Dataset excerpt
================================

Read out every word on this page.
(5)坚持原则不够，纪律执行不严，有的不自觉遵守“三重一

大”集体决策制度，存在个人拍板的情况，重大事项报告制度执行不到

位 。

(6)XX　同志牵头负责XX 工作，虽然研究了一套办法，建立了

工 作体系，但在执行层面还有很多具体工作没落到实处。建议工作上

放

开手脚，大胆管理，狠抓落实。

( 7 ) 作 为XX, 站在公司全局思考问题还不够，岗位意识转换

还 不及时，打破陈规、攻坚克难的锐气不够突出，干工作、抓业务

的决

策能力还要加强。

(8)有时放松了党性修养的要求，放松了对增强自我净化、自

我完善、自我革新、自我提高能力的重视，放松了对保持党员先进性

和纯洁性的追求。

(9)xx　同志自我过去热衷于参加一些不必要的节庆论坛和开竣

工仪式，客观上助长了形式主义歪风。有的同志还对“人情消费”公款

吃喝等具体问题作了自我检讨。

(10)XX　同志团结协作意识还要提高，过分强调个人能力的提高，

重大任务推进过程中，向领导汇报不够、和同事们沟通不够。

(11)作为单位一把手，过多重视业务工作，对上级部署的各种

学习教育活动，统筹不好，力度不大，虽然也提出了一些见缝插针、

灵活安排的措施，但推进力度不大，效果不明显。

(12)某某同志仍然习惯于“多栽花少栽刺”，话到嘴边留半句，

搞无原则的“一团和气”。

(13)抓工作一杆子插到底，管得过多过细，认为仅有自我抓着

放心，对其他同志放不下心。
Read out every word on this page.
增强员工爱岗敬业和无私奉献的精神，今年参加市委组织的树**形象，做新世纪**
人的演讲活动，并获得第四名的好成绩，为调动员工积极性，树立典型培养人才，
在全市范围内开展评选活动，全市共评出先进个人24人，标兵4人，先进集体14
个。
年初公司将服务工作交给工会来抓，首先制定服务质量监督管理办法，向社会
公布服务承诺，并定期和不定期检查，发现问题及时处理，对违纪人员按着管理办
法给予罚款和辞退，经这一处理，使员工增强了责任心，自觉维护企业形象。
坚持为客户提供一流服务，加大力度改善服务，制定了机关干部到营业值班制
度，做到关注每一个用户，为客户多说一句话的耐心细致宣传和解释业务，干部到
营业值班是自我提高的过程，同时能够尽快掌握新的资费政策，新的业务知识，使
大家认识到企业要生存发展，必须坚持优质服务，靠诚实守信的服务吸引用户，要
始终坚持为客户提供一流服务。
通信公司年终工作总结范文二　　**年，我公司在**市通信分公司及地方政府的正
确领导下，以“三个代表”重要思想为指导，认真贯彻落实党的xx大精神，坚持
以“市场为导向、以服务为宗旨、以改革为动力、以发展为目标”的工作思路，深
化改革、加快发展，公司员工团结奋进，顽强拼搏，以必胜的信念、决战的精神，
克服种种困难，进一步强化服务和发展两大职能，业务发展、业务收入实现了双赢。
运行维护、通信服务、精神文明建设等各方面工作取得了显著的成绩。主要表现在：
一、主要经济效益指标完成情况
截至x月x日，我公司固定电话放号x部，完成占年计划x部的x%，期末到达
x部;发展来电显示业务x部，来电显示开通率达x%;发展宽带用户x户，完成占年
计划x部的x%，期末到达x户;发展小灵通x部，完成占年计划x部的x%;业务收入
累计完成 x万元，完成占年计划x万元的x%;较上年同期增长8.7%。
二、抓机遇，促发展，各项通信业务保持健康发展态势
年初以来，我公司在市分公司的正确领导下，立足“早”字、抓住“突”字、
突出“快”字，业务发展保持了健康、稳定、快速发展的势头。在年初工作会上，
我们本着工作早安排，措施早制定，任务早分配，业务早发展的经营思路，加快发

================================

> Description of the task
Each line of the listing should be copied exactly.

> Answer to the problem
Read out every word on this page.
(5)坚持原则不够，纪律执行不严，有的不自觉遵守“三重一

大”集体决策制度，存在个人拍板的情况，重大事项报告制度执行不到

位 。

(6)XX　同志牵头负责XX 工作，虽然研究了一套办法，建立了

工 作体系，但在执行层面还有很多具体工作没落到实处。建议工作上

放

开手脚，大胆管理，狠抓落实。

( 7 ) 作 为XX, 站在公司全局思考问题还不够，岗位意识转换

还 不及时，打破陈规、攻坚克难的锐气不够突出，干工作、抓业务

的决

策能力还要加强。

(8)有时放松了党性修养的要求，放松了对增强自我净化、自

我完善、自我革新、自我提高能力的重视，放松了对保持党员先进性

和纯洁性的追求。

(9)xx　同志自我过去热衷于参加一些不必要的节庆论坛和开竣

工仪式，客观上助长了形式主义歪风。有的同志还对“人情消费”公款

吃喝等具体问题作了自我检讨。

(10)XX　同志团结协作意识还要提高，过分强调个人能力的提高，

重大任务推进过程中，向领导汇报不够、和同事们沟通不够。

(11)作为单位一把手，过多重视业务工作，对上级部署的各种

学习教育活动，统筹不好，力度不大，虽然也提出了一些见缝插针、

灵活安排的措施，但推进力度不大，效果不明显。

(12)某某同志仍然习惯于“多栽花少栽刺”，话到嘴边留半句，

搞无原则的“一团和气”。

(13)抓工作一杆子插到底，管得过多过细，认为仅有自我抓着

放心，对其他同志放不下心。
Read out every word on this page.
增强员工爱岗敬业和无私奉献的精神，今年参加市委组织的树**形象，做新世纪**
人的演讲活动，并获得第四名的好成绩，为调动员工积极性，树立典型培养人才，
在全市范围内开展评选活动，全市共评出先进个人24人，标兵4人，先进集体14
个。
年初公司将服务工作交给工会来抓，首先制定服务质量监督管理办法，向社会
公布服务承诺，并定期和不定期检查，发现问题及时处理，对违纪人员按着管理办
法给予罚款和辞退，经这一处理，使员工增强了责任心，自觉维护企业形象。
坚持为客户提供一流服务，加大力度改善服务，制定了机关干部到营业值班制
度，做到关注每一个用户，为客户多说一句话的耐心细致宣传和解释业务，干部到
营业值班是自我提高的过程，同时能够尽快掌握新的资费政策，新的业务知识，使
大家认识到企业要生存发展，必须坚持优质服务，靠诚实守信的服务吸引用户，要
始终坚持为客户提供一流服务。
通信公司年终工作总结范文二　　**年，我公司在**市通信分公司及地方政府的正
确领导下，以“三个代表”重要思想为指导，认真贯彻落实党的xx大精神，坚持
以“市场为导向、以服务为宗旨、以改革为动力、以发展为目标”的工作思路，深
化改革、加快发展，公司员工团结奋进，顽强拼搏，以必胜的信念、决战的精神，
克服种种困难，进一步强化服务和发展两大职能，业务发展、业务收入实现了双赢。
运行维护、通信服务、精神文明建设等各方面工作取得了显著的成绩。主要表现在：
一、主要经济效益指标完成情况
截至x月x日，我公司固定电话放号x部，完成占年计划x部的x%，期末到达
x部;发展来电显示业务x部，来电显示开通率达x%;发展宽带用户x户，完成占年
计划x部的x%，期末到达x户;发展小灵通x部，完成占年计划x部的x%;业务收入
累计完成 x万元，完成占年计划x万元的x%;较上年同期增长8.7%。
二、抓机遇，促发展，各项通信业务保持健康发展态势
年初以来，我公司在市分公司的正确领导下，立足“早”字、抓住“突”字、
突出“快”字，业务发展保持了健康、稳定、快速发展的势头。在年初工作会上，
我们本着工作早安排，措施早制定，任务早分配，业务早发展的经营思路，加快发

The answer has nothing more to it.